> [Exercise objective]:
Every line of the material below must be repeated exactly.
┌─ Information shown
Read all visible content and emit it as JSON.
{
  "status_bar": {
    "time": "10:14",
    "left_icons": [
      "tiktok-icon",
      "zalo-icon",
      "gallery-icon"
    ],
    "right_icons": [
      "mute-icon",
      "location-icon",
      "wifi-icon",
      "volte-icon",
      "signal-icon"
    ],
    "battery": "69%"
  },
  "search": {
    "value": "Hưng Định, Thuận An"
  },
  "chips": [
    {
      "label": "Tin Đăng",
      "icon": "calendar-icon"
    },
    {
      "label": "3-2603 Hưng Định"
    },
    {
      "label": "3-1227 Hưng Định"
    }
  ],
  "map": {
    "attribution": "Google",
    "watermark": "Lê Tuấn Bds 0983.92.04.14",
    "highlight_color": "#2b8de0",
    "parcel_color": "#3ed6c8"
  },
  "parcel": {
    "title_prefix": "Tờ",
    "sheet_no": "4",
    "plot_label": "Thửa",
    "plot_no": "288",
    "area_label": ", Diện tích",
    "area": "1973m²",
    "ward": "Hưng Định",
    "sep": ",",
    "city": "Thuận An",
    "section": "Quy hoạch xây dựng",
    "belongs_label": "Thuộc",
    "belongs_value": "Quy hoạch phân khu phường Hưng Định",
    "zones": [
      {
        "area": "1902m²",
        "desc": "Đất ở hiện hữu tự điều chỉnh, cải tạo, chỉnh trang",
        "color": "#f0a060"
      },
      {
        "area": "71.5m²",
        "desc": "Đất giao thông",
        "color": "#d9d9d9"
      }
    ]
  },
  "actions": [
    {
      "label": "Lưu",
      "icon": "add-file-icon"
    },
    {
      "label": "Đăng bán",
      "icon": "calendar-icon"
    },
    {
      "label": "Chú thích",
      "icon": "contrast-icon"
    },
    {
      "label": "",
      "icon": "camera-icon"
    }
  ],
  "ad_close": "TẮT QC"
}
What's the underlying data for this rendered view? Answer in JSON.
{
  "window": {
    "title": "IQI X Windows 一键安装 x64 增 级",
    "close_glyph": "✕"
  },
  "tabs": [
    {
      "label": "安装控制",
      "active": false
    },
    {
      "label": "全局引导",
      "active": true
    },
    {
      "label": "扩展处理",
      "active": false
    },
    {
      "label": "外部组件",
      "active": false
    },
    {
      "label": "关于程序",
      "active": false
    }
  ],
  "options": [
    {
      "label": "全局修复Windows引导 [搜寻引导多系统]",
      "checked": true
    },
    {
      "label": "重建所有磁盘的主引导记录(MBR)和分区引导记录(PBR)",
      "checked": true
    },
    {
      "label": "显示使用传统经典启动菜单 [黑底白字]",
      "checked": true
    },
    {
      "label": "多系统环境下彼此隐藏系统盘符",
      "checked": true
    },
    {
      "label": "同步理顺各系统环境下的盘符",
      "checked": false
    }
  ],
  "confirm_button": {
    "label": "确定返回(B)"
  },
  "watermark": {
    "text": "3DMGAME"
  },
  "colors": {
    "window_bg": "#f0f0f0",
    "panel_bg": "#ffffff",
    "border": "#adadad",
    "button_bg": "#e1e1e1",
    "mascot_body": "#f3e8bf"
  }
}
└─
> [Task response]:
Read all visible content and emit it as JSON.
{
  "status_bar": {
    "time": "10:14",
    "left_icons": [
      "tiktok-icon",
      "zalo-icon",
      "gallery-icon"
    ],
    "right_icons": [
      "mute-icon",
      "location-icon",
      "wifi-icon",
      "volte-icon",
      "signal-icon"
    ],
    "battery": "69%"
  },
  "search": {
    "value": "Hưng Định, Thuận An"
  },
  "chips": [
    {
      "label": "Tin Đăng",
      "icon": "calendar-icon"
    },
    {
      "label": "3-2603 Hưng Định"
    },
    {
      "label": "3-1227 Hưng Định"
    }
  ],
  "map": {
    "attribution": "Google",
    "watermark": "Lê Tuấn Bds 0983.92.04.14",
    "highlight_color": "#2b8de0",
    "parcel_color": "#3ed6c8"
  },
  "parcel": {
    "title_prefix": "Tờ",
    "sheet_no": "4",
    "plot_label": "Thửa",
    "plot_no": "288",
    "area_label": ", Diện tích",
    "area": "1973m²",
    "ward": "Hưng Định",
    "sep": ",",
    "city": "Thuận An",
    "section": "Quy hoạch xây dựng",
    "belongs_label": "Thuộc",
    "belongs_value": "Quy hoạch phân khu phường Hưng Định",
    "zones": [
      {
        "area": "1902m²",
        "desc": "Đất ở hiện hữu tự điều chỉnh, cải tạo, chỉnh trang",
        "color": "#f0a060"
      },
      {
        "area": "71.5m²",
        "desc": "Đất giao thông",
        "color": "#d9d9d9"
      }
    ]
  },
  "actions": [
    {
      "label": "Lưu",
      "icon": "add-file-icon"
    },
    {
      "label": "Đăng bán",
      "icon": "calendar-icon"
    },
    {
      "label": "Chú thích",
      "icon": "contrast-icon"
    },
    {
      "label": "",
      "icon": "camera-icon"
    }
  ],
  "ad_close": "TẮT QC"
}
What's the underlying data for this rendered view? Answer in JSON.
{
  "window": {
    "title": "IQI X Windows 一键安装 x64 增 级",
    "close_glyph": "✕"
  },
  "tabs": [
    {
      "label": "安装控制",
      "active": false
    },
    {
      "label": "全局引导",
      "active": true
    },
    {
      "label": "扩展处理",
      "active": false
    },
    {
      "label": "外部组件",
      "active": false
    },
    {
      "label": "关于程序",
      "active": false
    }
  ],
  "options": [
    {
      "label": "全局修复Windows引导 [搜寻引导多系统]",
      "checked": true
    },
    {
      "label": "重建所有磁盘的主引导记录(MBR)和分区引导记录(PBR)",
      "checked": true
    },
    {
      "label": "显示使用传统经典启动菜单 [黑底白字]",
      "checked": true
    },
    {
      "label": "多系统环境下彼此隐藏系统盘符",
      "checked": true
    },
    {
      "label": "同步理顺各系统环境下的盘符",
      "checked": false
    }
  ],
  "confirm_button": {
    "label": "确定返回(B)"
  },
  "watermark": {
    "text": "3DMGAME"
  },
  "colors": {
    "window_bg": "#f0f0f0",
    "panel_bg": "#ffffff",
    "border": "#adadad",
    "button_bg": "#e1e1e1",
    "mascot_body": "#f3e8bf"
  }
}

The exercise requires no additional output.